PROVIDED INFORMATION
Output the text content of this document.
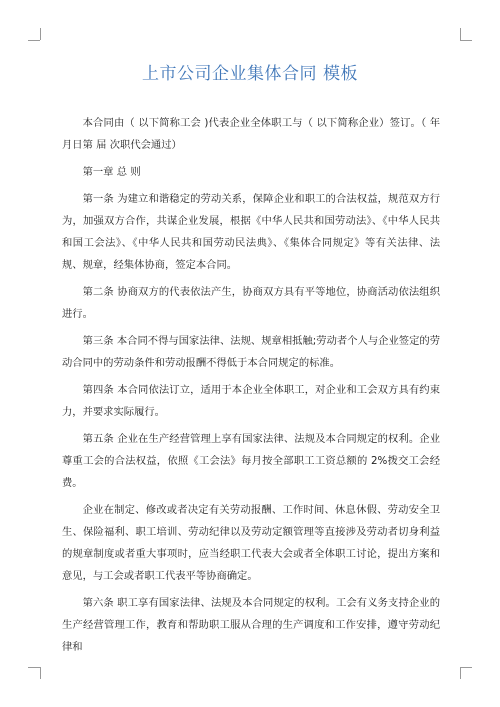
上市公司企业集体合同 模板

本合同由（ 以下简称工会 )代表企业全体职工与（ 以下简称企业）签订。（ 年 月日第 届 次职代会通过）

第一章 总 则

第一条 为建立和谐稳定的劳动关系，保障企业和职工的合法权益，规范双方行为，加强双方合作，共谋企业发展，根据《中华人民共和国劳动法》、《中华人民共和国工会法》、《中华人民共和国劳动民法典》、《集体合同规定》等有关法律、法规、规章，经集体协商，签定本合同。

第二条 协商双方的代表依法产生，协商双方具有平等地位，协商活动依法组织进行。

第三条 本合同不得与国家法律、法规、规章相抵触;劳动者个人与企业签定的劳动合同中的劳动条件和劳动报酬不得低于本合同规定的标准。

第四条 本合同依法订立，适用于本企业全体职工，对企业和工会双方具有约束力，并要求实际履行。

第五条 企业在生产经营管理上享有国家法律、法规及本合同规定的权利。企业尊重工会的合法权益，依照《工会法》每月按全部职工工资总额的 2%拨交工会经费。

企业在制定、修改或者决定有关劳动报酬、工作时间、休息休假、劳动安全卫生、保险福利、职工培训、劳动纪律以及劳动定额管理等直接涉及劳动者切身利益的规章制度或者重大事项时，应当经职工代表大会或者全体职工讨论，提出方案和意见，与工会或者职工代表平等协商确定。

第六条 职工享有国家法律、法规及本合同规定的权利。工会有义务支持企业的生产经营管理工作，教育和帮助职工服从合理的生产调度和工作安排，遵守劳动纪律和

CHALLENGE
Copy the material shown above in full and exactly. Skip the pictures.

OUTPUT
Output the text content of this document.
上市公司企业集体合同 模板

本合同由（ 以下简称工会 )代表企业全体职工与（ 以下简称企业）签订。（ 年 月日第 届 次职代会通过）

第一章 总 则

第一条 为建立和谐稳定的劳动关系，保障企业和职工的合法权益，规范双方行为，加强双方合作，共谋企业发展，根据《中华人民共和国劳动法》、《中华人民共和国工会法》、《中华人民共和国劳动民法典》、《集体合同规定》等有关法律、法规、规章，经集体协商，签定本合同。

第二条 协商双方的代表依法产生，协商双方具有平等地位，协商活动依法组织进行。

第三条 本合同不得与国家法律、法规、规章相抵触;劳动者个人与企业签定的劳动合同中的劳动条件和劳动报酬不得低于本合同规定的标准。

第四条 本合同依法订立，适用于本企业全体职工，对企业和工会双方具有约束力，并要求实际履行。

第五条 企业在生产经营管理上享有国家法律、法规及本合同规定的权利。企业尊重工会的合法权益，依照《工会法》每月按全部职工工资总额的 2%拨交工会经费。

企业在制定、修改或者决定有关劳动报酬、工作时间、休息休假、劳动安全卫生、保险福利、职工培训、劳动纪律以及劳动定额管理等直接涉及劳动者切身利益的规章制度或者重大事项时，应当经职工代表大会或者全体职工讨论，提出方案和意见，与工会或者职工代表平等协商确定。

第六条 职工享有国家法律、法规及本合同规定的权利。工会有义务支持企业的生产经营管理工作，教育和帮助职工服从合理的生产调度和工作安排，遵守劳动纪律和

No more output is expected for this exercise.